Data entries
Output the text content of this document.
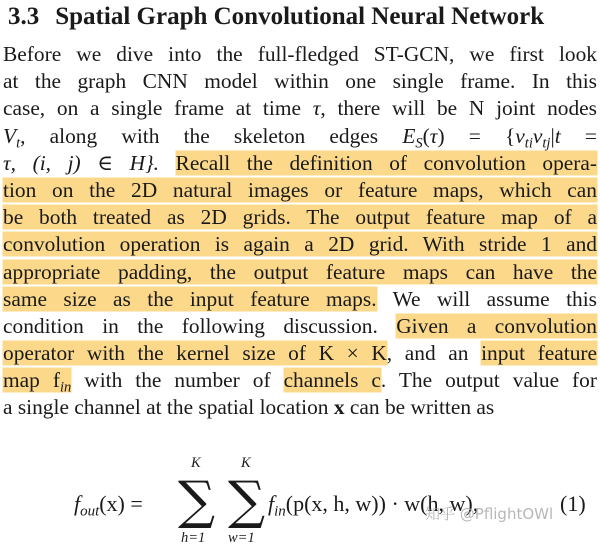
3.3 Spatial Graph Convolutional Neural Network
Before we dive into the full-fledged ST-GCN, we first look
at the graph CNN model within one single frame. In this
case, on a single frame at time τ, there will be N joint nodes
$V_t$, along with the skeleton edges $E_S(\tau) = \{v_{ti}v_{tj}|t$ =
τ, (i, j) ∈ H}. Recall the definition of convolution opera-
tion on the 2D natural images or feature maps, which can
be both treated as 2D grids. The output feature map of a
convolution operation is again a 2D grid. With stride 1 and
appropriate padding, the output feature maps can have the
same size as the input feature maps. We will assume this
condition in the following discussion. Given a convolution
operator with the kernel size of K × K, and an input feature
map $f_{in}$ with the number of channels c. The output value for
a single channel at the spatial location x can be written as
$f_{out}(x)$ =
K
∑
h=1
K
∑
w=1
$f_{in}(p(x$, h, w)) · w(h, w),	(1)
知乎 @PflightOWl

What the task requires: Write every entry out again exactly, dropping the pictures.

Full answer:
Output the text content of this document.
3.3 Spatial Graph Convolutional Neural Network
Before we dive into the full-fledged ST-GCN, we first look
at the graph CNN model within one single frame. In this
case, on a single frame at time τ, there will be N joint nodes
$V_t$, along with the skeleton edges $E_S(\tau) = \{v_{ti}v_{tj}|t$ =
τ, (i, j) ∈ H}. Recall the definition of convolution opera-
tion on the 2D natural images or feature maps, which can
be both treated as 2D grids. The output feature map of a
convolution operation is again a 2D grid. With stride 1 and
appropriate padding, the output feature maps can have the
same size as the input feature maps. We will assume this
condition in the following discussion. Given a convolution
operator with the kernel size of K × K, and an input feature
map $f_{in}$ with the number of channels c. The output value for
a single channel at the spatial location x can be written as
$f_{out}(x)$ =
K
∑
h=1
K
∑
w=1
$f_{in}(p(x$, h, w)) · w(h, w),	(1)
知乎 @PflightOWl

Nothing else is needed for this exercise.